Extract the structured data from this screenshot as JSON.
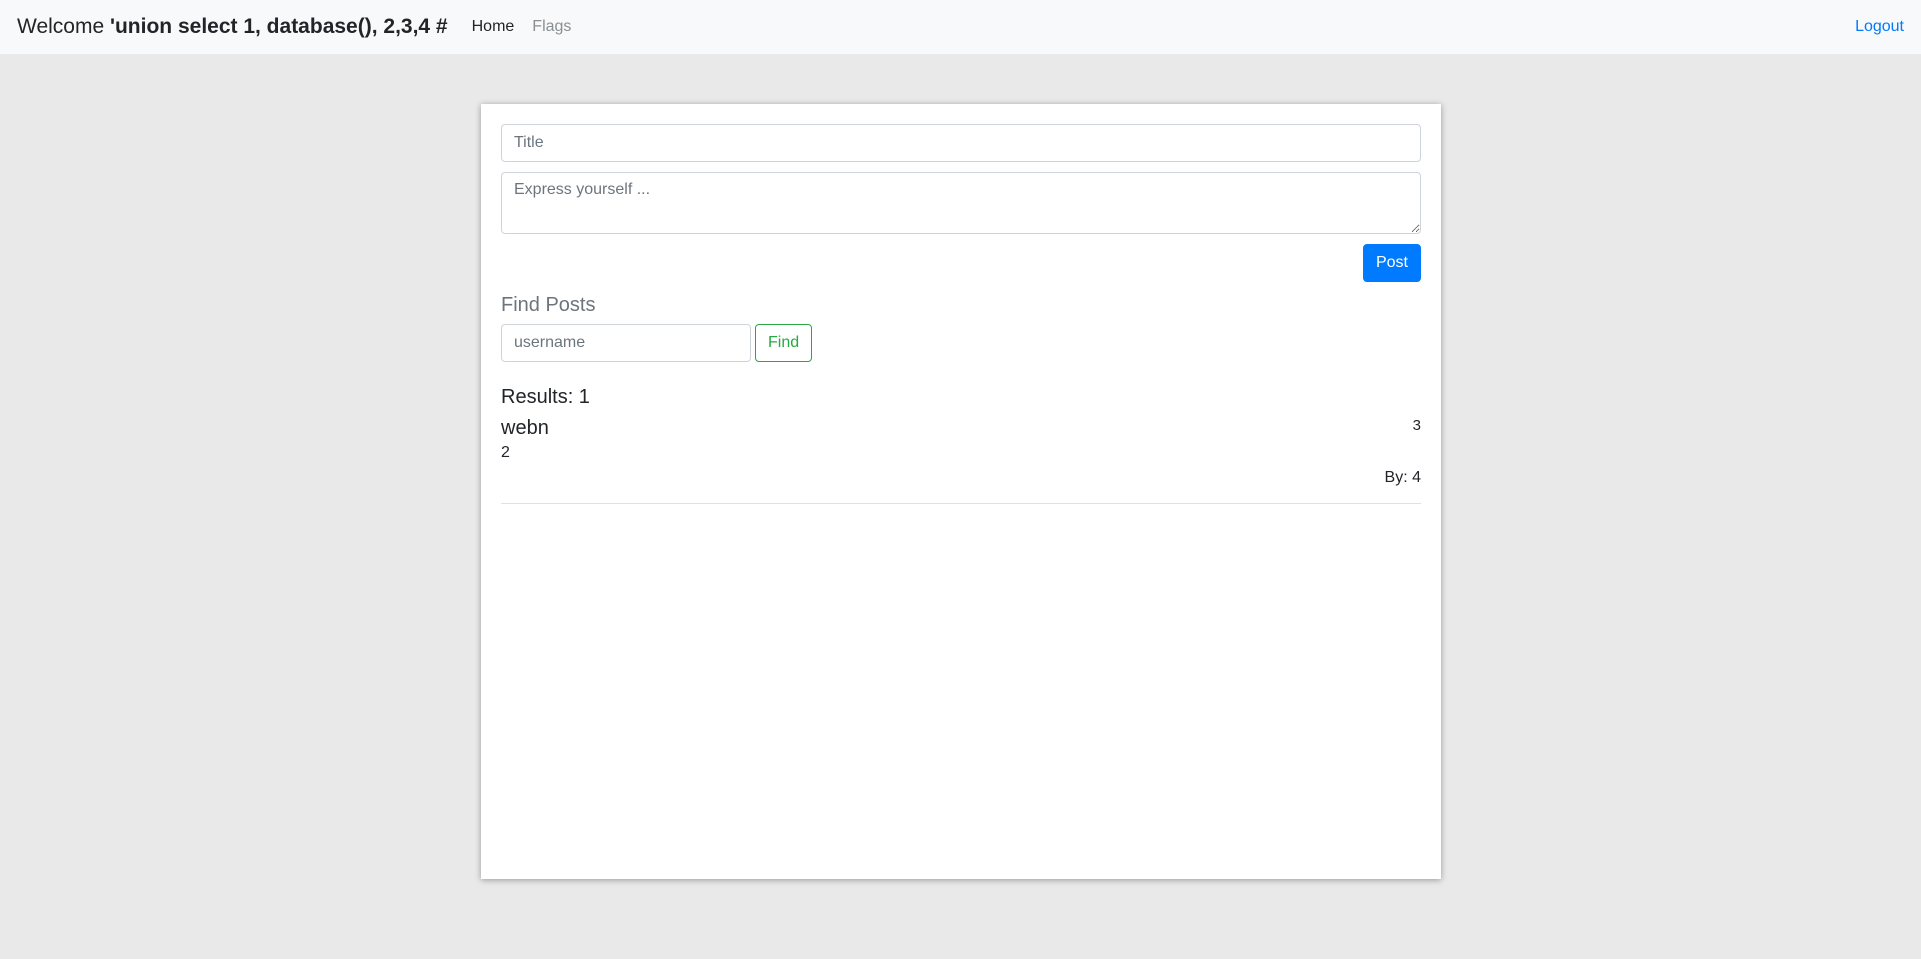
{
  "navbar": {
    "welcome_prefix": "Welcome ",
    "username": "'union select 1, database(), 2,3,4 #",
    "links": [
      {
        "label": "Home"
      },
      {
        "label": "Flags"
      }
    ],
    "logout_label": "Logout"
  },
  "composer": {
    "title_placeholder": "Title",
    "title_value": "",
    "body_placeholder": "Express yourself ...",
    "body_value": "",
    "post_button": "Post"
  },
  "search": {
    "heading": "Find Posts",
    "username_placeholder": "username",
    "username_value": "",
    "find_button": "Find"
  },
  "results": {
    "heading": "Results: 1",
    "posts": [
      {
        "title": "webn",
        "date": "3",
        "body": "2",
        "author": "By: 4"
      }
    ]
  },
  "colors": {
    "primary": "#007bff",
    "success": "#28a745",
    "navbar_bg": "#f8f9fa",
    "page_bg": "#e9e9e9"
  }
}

» WHAT IS EXPECTED:
Print all entries exactly. The images do not belong in the copy.

» REPLY:
Extract the structured data from this screenshot as JSON.
{
  "navbar": {
    "welcome_prefix": "Welcome ",
    "username": "'union select 1, database(), 2,3,4 #",
    "links": [
      {
        "label": "Home"
      },
      {
        "label": "Flags"
      }
    ],
    "logout_label": "Logout"
  },
  "composer": {
    "title_placeholder": "Title",
    "title_value": "",
    "body_placeholder": "Express yourself ...",
    "body_value": "",
    "post_button": "Post"
  },
  "search": {
    "heading": "Find Posts",
    "username_placeholder": "username",
    "username_value": "",
    "find_button": "Find"
  },
  "results": {
    "heading": "Results: 1",
    "posts": [
      {
        "title": "webn",
        "date": "3",
        "body": "2",
        "author": "By: 4"
      }
    ]
  },
  "colors": {
    "primary": "#007bff",
    "success": "#28a745",
    "navbar_bg": "#f8f9fa",
    "page_bg": "#e9e9e9"
  }
}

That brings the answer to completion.